# [REQUIRED TASK]
Find every line in the records below that holds the word "only", and copy it out.

# [PROVIDED MATERIAL]
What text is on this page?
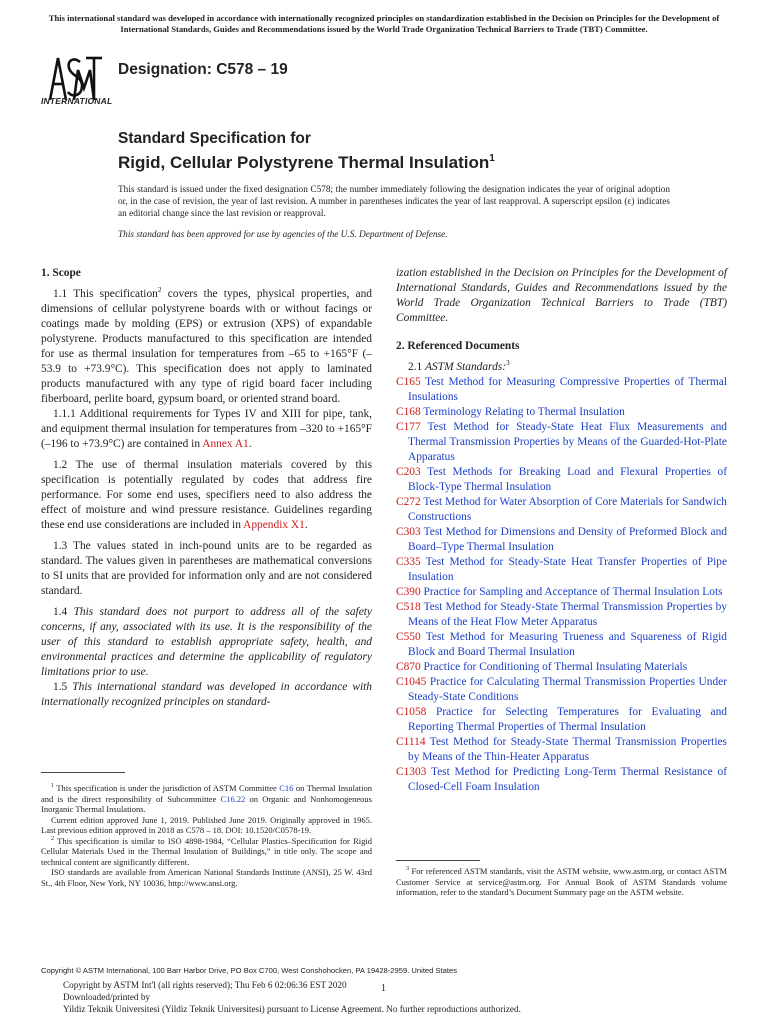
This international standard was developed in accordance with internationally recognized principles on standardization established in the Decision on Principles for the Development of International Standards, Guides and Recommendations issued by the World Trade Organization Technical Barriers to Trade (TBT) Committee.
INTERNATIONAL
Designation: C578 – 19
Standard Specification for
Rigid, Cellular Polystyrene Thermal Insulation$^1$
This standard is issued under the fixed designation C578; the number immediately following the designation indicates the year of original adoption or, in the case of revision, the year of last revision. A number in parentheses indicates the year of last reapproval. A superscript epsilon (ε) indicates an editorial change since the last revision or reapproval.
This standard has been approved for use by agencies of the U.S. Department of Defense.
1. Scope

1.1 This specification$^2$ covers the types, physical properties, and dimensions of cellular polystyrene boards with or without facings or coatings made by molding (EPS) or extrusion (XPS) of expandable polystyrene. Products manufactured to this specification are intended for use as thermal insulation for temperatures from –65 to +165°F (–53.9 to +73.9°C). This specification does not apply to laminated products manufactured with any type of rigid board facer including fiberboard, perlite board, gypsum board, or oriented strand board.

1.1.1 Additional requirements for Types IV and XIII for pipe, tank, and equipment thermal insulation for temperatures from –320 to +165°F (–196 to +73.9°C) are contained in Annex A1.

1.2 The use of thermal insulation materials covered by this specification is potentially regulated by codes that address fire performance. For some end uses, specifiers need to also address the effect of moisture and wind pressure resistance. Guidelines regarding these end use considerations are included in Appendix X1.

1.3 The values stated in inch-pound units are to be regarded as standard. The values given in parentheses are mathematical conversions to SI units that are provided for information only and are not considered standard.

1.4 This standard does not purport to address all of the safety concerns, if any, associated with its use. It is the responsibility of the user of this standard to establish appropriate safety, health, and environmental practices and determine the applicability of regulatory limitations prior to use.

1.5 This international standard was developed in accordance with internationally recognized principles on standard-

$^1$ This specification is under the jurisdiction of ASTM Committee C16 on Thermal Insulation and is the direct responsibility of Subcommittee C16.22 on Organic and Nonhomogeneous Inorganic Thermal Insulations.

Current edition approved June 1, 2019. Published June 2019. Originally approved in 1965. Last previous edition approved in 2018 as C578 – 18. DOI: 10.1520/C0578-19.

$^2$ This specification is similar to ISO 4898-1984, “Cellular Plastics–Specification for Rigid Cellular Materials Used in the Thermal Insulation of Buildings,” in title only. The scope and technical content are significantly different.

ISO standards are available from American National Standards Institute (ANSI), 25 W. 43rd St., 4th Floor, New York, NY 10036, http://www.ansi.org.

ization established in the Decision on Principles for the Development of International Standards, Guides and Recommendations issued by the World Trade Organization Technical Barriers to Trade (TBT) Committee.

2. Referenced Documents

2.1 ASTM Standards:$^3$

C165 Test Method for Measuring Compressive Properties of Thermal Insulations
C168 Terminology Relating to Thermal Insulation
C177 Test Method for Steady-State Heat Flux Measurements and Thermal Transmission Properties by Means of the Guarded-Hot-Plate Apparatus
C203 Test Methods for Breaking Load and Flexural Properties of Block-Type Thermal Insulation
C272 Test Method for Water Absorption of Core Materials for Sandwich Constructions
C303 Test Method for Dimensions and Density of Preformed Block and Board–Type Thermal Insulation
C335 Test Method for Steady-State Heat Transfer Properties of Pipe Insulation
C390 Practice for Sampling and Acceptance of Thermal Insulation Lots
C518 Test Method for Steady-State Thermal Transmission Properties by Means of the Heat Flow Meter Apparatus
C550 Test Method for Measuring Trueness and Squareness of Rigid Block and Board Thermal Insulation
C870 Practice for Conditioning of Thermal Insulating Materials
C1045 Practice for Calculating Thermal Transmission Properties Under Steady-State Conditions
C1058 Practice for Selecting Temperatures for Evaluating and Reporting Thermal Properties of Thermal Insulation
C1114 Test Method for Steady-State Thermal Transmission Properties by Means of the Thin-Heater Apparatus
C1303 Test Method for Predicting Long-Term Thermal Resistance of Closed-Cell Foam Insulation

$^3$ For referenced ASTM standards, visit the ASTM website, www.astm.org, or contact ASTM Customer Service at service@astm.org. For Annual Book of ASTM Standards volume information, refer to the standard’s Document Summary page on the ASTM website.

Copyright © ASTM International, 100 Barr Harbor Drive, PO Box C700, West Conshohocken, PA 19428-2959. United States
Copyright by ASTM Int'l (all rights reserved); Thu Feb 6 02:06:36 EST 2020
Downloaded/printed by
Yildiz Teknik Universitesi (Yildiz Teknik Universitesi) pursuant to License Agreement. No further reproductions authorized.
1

* * *

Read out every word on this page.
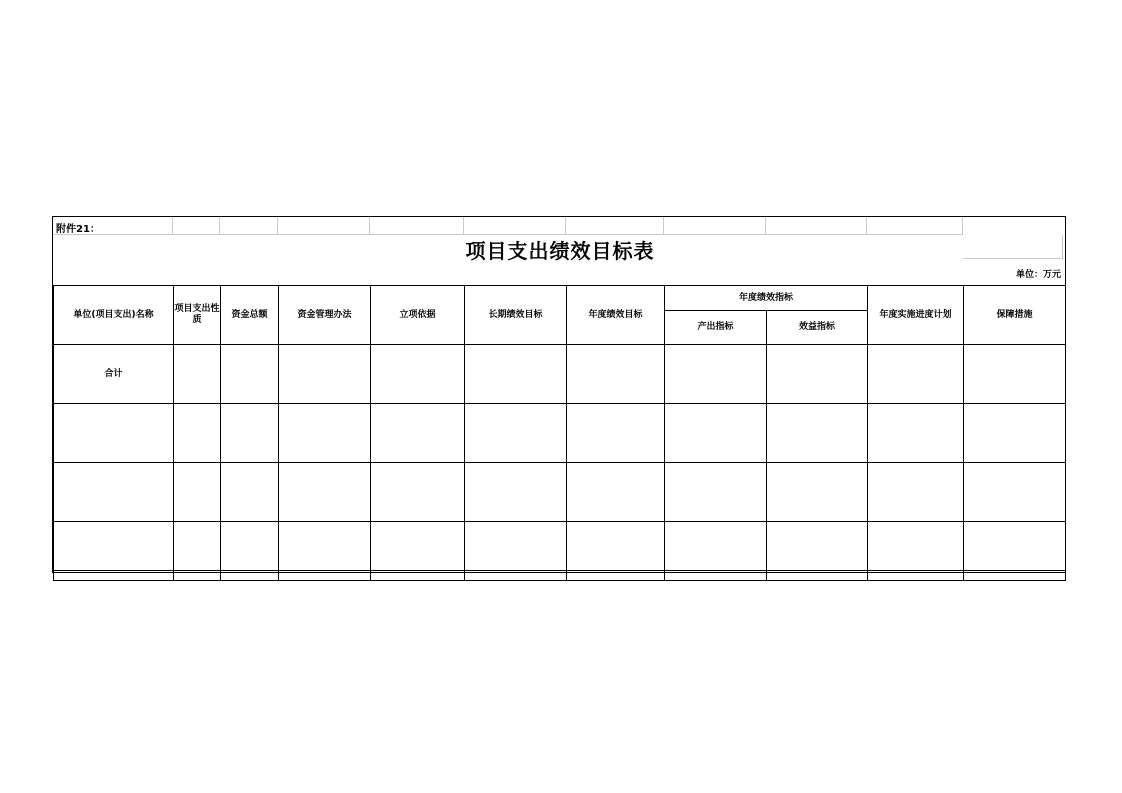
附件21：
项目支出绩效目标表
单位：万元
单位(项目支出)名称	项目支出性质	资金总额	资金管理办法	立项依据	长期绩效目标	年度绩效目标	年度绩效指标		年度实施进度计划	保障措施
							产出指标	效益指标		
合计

* * *

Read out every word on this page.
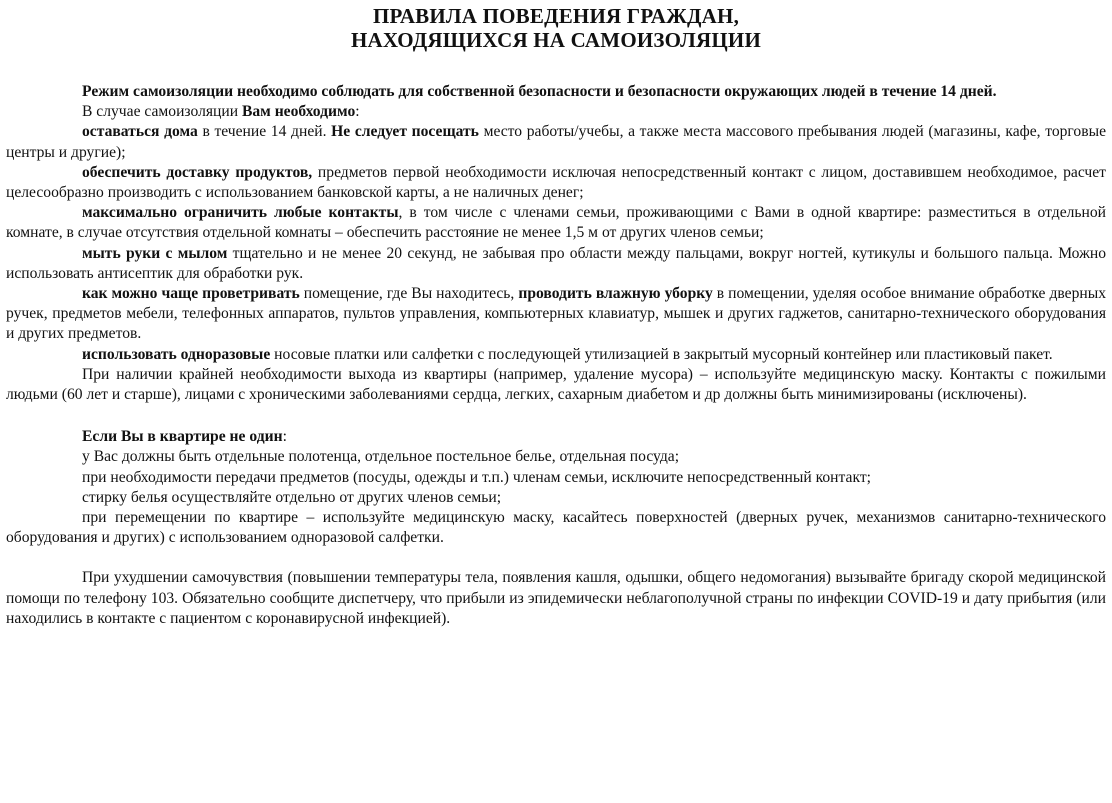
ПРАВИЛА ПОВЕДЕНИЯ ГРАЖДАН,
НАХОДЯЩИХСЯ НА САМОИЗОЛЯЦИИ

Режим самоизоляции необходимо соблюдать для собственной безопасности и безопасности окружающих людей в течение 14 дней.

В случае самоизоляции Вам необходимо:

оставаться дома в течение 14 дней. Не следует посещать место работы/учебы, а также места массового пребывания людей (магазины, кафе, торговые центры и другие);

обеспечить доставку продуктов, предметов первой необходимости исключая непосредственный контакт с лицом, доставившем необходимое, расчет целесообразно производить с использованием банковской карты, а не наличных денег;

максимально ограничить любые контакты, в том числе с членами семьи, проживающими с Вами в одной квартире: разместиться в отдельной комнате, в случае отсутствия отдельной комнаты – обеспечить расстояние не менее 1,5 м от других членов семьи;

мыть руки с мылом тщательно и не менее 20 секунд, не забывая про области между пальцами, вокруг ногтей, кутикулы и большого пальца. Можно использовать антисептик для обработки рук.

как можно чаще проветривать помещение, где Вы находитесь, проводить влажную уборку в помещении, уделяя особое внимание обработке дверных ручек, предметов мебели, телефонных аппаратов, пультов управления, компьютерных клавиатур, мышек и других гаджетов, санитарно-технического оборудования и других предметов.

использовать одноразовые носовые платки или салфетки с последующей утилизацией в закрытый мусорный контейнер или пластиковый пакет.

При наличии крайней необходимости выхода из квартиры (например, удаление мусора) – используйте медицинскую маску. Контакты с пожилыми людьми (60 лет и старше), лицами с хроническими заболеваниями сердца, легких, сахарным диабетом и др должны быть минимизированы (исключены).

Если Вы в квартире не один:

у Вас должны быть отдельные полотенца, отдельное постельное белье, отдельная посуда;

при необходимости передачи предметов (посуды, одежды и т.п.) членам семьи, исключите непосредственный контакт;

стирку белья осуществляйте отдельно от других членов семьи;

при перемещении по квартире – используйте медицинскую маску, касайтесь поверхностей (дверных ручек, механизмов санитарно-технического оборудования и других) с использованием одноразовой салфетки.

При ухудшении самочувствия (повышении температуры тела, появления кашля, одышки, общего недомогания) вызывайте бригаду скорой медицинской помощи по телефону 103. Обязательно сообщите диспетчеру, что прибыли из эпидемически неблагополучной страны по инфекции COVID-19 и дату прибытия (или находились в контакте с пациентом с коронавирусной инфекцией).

# [COMPLETE ANSWER]
1.3 The values stated in inch-pound units are to be regarded as standard. The values given in parentheses are mathematical conversions to SI units that are provided for information only and are not considered standard.
$^2$ This specification is similar to ISO 4898-1984, “Cellular Plastics–Specification for Rigid Cellular Materials Used in the Thermal Insulation of Buildings,” in title only. The scope and technical content are significantly different.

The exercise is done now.